__Problem statement__
Wherever the word "beliefs" appears in a line, copy that line.

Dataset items
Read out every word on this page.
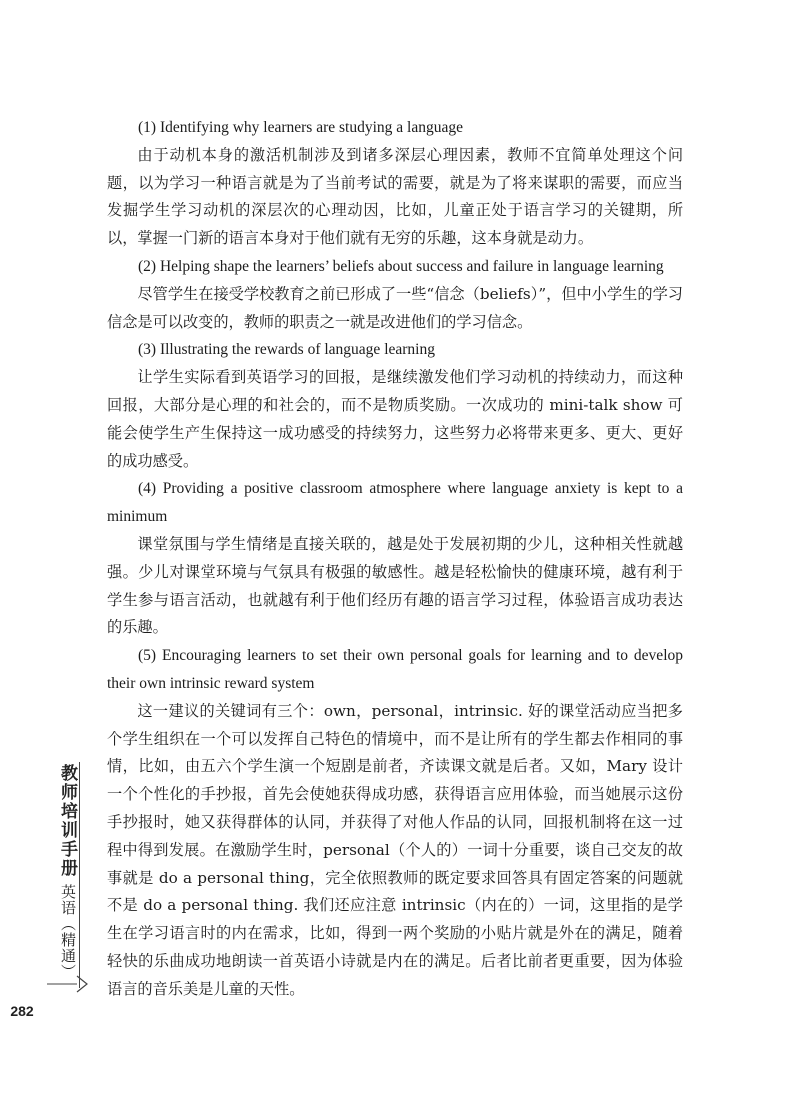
(1) Identifying why learners are studying a language

由于动机本身的激活机制涉及到诸多深层心理因素，教师不宜简单处理这个问题，以为学习一种语言就是为了当前考试的需要，就是为了将来谋职的需要，而应当发掘学生学习动机的深层次的心理动因，比如，儿童正处于语言学习的关键期，所以，掌握一门新的语言本身对于他们就有无穷的乐趣，这本身就是动力。

(2) Helping shape the learners’ beliefs about success and failure in language learning

尽管学生在接受学校教育之前已形成了一些“信念（beliefs）”，但中小学生的学习信念是可以改变的，教师的职责之一就是改进他们的学习信念。

(3) Illustrating the rewards of language learning

让学生实际看到英语学习的回报，是继续激发他们学习动机的持续动力，而这种回报，大部分是心理的和社会的，而不是物质奖励。一次成功的 mini-talk show 可能会使学生产生保持这一成功感受的持续努力，这些努力必将带来更多、更大、更好的成功感受。

(4) Providing a positive classroom atmosphere where language anxiety is kept to a minimum

课堂氛围与学生情绪是直接关联的，越是处于发展初期的少儿，这种相关性就越强。少儿对课堂环境与气氛具有极强的敏感性。越是轻松愉快的健康环境，越有利于学生参与语言活动，也就越有利于他们经历有趣的语言学习过程，体验语言成功表达的乐趣。

(5) Encouraging learners to set their own personal goals for learning and to develop their own intrinsic reward system

这一建议的关键词有三个：own，personal，intrinsic. 好的课堂活动应当把多个学生组织在一个可以发挥自己特色的情境中，而不是让所有的学生都去作相同的事情，比如，由五六个学生演一个短剧是前者，齐读课文就是后者。又如，Mary 设计一个个性化的手抄报，首先会使她获得成功感，获得语言应用体验，而当她展示这份手抄报时，她又获得群体的认同，并获得了对他人作品的认同，回报机制将在这一过程中得到发展。在激励学生时，personal（个人的）一词十分重要，谈自己交友的故事就是 do a personal thing，完全依照教师的既定要求回答具有固定答案的问题就不是 do a personal thing. 我们还应注意 intrinsic（内在的）一词，这里指的是学生在学习语言时的内在需求，比如，得到一两个奖励的小贴片就是外在的满足，随着轻快的乐曲成功地朗读一首英语小诗就是内在的满足。后者比前者更重要，因为体验语言的音乐美是儿童的天性。

教师培训手册
英语（精通）
282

__Task response__
(2) Helping shape the learners’ beliefs about success and failure in language learning
尽管学生在接受学校教育之前已形成了一些“信念（beliefs）”，但中小学生的学习信念是可以改变的，教师的职责之一就是改进他们的学习信念。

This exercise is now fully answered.